Reproduce every entry exactly, without alteration.

Dataset entries:
=====
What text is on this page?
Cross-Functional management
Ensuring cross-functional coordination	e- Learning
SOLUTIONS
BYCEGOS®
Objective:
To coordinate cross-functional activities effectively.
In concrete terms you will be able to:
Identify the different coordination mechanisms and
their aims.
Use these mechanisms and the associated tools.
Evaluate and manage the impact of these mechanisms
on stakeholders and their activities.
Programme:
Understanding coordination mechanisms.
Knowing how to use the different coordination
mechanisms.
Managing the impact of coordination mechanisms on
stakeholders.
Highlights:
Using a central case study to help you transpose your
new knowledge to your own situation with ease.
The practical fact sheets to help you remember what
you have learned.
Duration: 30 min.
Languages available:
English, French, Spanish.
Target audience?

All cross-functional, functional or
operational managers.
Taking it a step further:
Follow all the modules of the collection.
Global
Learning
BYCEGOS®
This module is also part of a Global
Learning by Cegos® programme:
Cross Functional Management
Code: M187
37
=====
- _Correct answer_
What text is on this page?
Cross-Functional management
Ensuring cross-functional coordination	e- Learning
SOLUTIONS
BYCEGOS®
Objective:
To coordinate cross-functional activities effectively.
In concrete terms you will be able to:
Identify the different coordination mechanisms and
their aims.
Use these mechanisms and the associated tools.
Evaluate and manage the impact of these mechanisms
on stakeholders and their activities.
Programme:
Understanding coordination mechanisms.
Knowing how to use the different coordination
mechanisms.
Managing the impact of coordination mechanisms on
stakeholders.
Highlights:
Using a central case study to help you transpose your
new knowledge to your own situation with ease.
The practical fact sheets to help you remember what
you have learned.
Duration: 30 min.
Languages available:
English, French, Spanish.
Target audience?

All cross-functional, functional or
operational managers.
Taking it a step further:
Follow all the modules of the collection.
Global
Learning
BYCEGOS®
This module is also part of a Global
Learning by Cegos® programme:
Cross Functional Management
Code: M187
37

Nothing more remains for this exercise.